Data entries
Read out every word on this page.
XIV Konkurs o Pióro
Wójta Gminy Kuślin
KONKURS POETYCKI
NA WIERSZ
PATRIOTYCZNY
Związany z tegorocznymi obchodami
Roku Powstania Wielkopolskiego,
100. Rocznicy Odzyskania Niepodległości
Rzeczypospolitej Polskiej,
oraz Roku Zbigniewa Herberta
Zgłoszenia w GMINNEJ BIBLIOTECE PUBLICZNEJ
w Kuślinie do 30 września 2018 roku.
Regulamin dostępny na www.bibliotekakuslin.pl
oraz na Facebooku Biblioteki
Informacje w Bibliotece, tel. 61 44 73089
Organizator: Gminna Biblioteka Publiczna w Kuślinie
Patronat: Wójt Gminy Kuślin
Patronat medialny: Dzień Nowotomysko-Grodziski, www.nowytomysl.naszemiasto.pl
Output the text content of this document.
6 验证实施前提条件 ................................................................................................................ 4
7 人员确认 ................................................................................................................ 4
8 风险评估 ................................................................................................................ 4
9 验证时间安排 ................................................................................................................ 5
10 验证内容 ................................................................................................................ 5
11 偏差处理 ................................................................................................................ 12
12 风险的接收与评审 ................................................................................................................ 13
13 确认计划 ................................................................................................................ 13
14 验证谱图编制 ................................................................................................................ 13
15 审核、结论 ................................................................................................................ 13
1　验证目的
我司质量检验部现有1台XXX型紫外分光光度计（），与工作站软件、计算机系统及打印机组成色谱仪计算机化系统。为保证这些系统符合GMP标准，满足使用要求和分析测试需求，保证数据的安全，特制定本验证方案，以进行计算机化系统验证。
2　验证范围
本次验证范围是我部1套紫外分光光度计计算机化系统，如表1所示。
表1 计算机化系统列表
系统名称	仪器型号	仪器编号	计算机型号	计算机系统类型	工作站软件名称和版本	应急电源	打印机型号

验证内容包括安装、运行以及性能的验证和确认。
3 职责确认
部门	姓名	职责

> WHAT YOU WILL DO: Out of the material above, select every line that holds the string "Kuślinie".

> THE RESULT:
w Kuślinie do 30 września 2018 roku.
Organizator: Gminna Biblioteka Publiczna w Kuślinie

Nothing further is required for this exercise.